• [THE REQUEST] Identify each line in the records below that contains the word "ANAST", and copy it.

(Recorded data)
▼

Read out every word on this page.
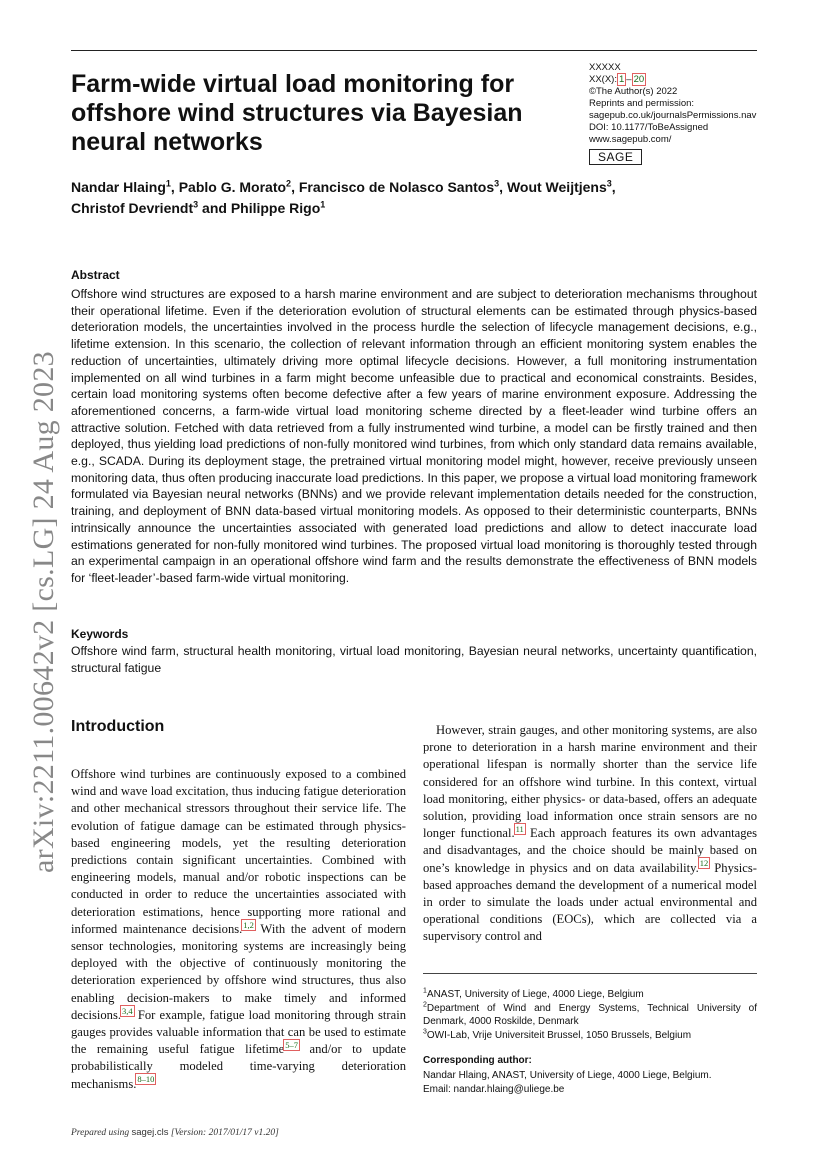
arXiv:2211.00642v2 [cs.LG] 24 Aug 2023
Farm-wide virtual load monitoring for
offshore wind structures via Bayesian
neural networks
XXXXX
XX(X): 1 – 20
©The Author(s) 2022
Reprints and permission:
sagepub.co.uk/journalsPermissions.nav
DOI: 10.1177/ToBeAssigned
www.sagepub.com/
SAGE
Nandar Hlaing$^1$, Pablo G. Morato$^2$, Francisco de Nolasco Santos$^3$, Wout Weijtjens$^3$,
Christof Devriendt$^3$ and Philippe Rigo$^1$
Abstract
Offshore wind structures are exposed to a harsh marine environment and are subject to deterioration mechanisms throughout their operational lifetime. Even if the deterioration evolution of structural elements can be estimated through physics-based deterioration models, the uncertainties involved in the process hurdle the selection of lifecycle management decisions, e.g., lifetime extension. In this scenario, the collection of relevant information through an efficient monitoring system enables the reduction of uncertainties, ultimately driving more optimal lifecycle decisions. However, a full monitoring instrumentation implemented on all wind turbines in a farm might become unfeasible due to practical and economical constraints. Besides, certain load monitoring systems often become defective after a few years of marine environment exposure. Addressing the aforementioned concerns, a farm-wide virtual load monitoring scheme directed by a fleet-leader wind turbine offers an attractive solution. Fetched with data retrieved from a fully instrumented wind turbine, a model can be firstly trained and then deployed, thus yielding load predictions of non-fully monitored wind turbines, from which only standard data remains available, e.g., SCADA. During its deployment stage, the pretrained virtual monitoring model might, however, receive previously unseen monitoring data, thus often producing inaccurate load predictions. In this paper, we propose a virtual load monitoring framework formulated via Bayesian neural networks (BNNs) and we provide relevant implementation details needed for the construction, training, and deployment of BNN data-based virtual monitoring models. As opposed to their deterministic counterparts, BNNs intrinsically announce the uncertainties associated with generated load predictions and allow to detect inaccurate load estimations generated for non-fully monitored wind turbines. The proposed virtual load monitoring is thoroughly tested through an experimental campaign in an operational offshore wind farm and the results demonstrate the effectiveness of BNN models for ‘fleet-leader’-based farm-wide virtual monitoring.
Keywords
Offshore wind farm, structural health monitoring, virtual load monitoring, Bayesian neural networks, uncertainty quantification, structural fatigue
Introduction
Offshore wind turbines are continuously exposed to a combined wind and wave load excitation, thus inducing fatigue deterioration and other mechanical stressors throughout their service life. The evolution of fatigue damage can be estimated through physics-based engineering models, yet the resulting deterioration predictions contain significant uncertainties. Combined with engineering models, manual and/or robotic inspections can be conducted in order to reduce the uncertainties associated with deterioration estimations, hence supporting more rational and informed maintenance decisions.$^{1,2}$ With the advent of modern sensor technologies, monitoring systems are increasingly being deployed with the objective of continuously monitoring the deterioration experienced by offshore wind structures, thus also enabling decision-makers to make timely and informed decisions.$^{3,4}$ For example, fatigue load monitoring through strain gauges provides valuable information that can be used to estimate the remaining useful fatigue lifetime$^{5-7}$ and/or to update probabilistically modeled time-varying deterioration mechanisms.$^{8-10}$
However, strain gauges, and other monitoring systems, are also prone to deterioration in a harsh marine environment and their operational lifespan is normally shorter than the service life considered for an offshore wind turbine. In this context, virtual load monitoring, either physics- or data-based, offers an adequate solution, providing load information once strain sensors are no longer functional.$^{11}$ Each approach features its own advantages and disadvantages, and the choice should be mainly based on one’s knowledge in physics and on data availability.$^{12}$ Physics-based approaches demand the development of a numerical model in order to simulate the loads under actual environmental and operational conditions (EOCs), which are collected via a supervisory control and

$^1$ANAST, University of Liege, 4000 Liege, Belgium

$^2$Department of Wind and Energy Systems, Technical University of Denmark, 4000 Roskilde, Denmark

$^3$OWI-Lab, Vrije Universiteit Brussel, 1050 Brussels, Belgium

Corresponding author:
Nandar Hlaing, ANAST, University of Liege, 4000 Liege, Belgium.
Email: nandar.hlaing@uliege.be
Prepared using sagej.cls [Version: 2017/01/17 v1.20]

▲

• [THE SOLUTION]
$^1$ANAST, University of Liege, 4000 Liege, Belgium
Nandar Hlaing, ANAST, University of Liege, 4000 Liege, Belgium.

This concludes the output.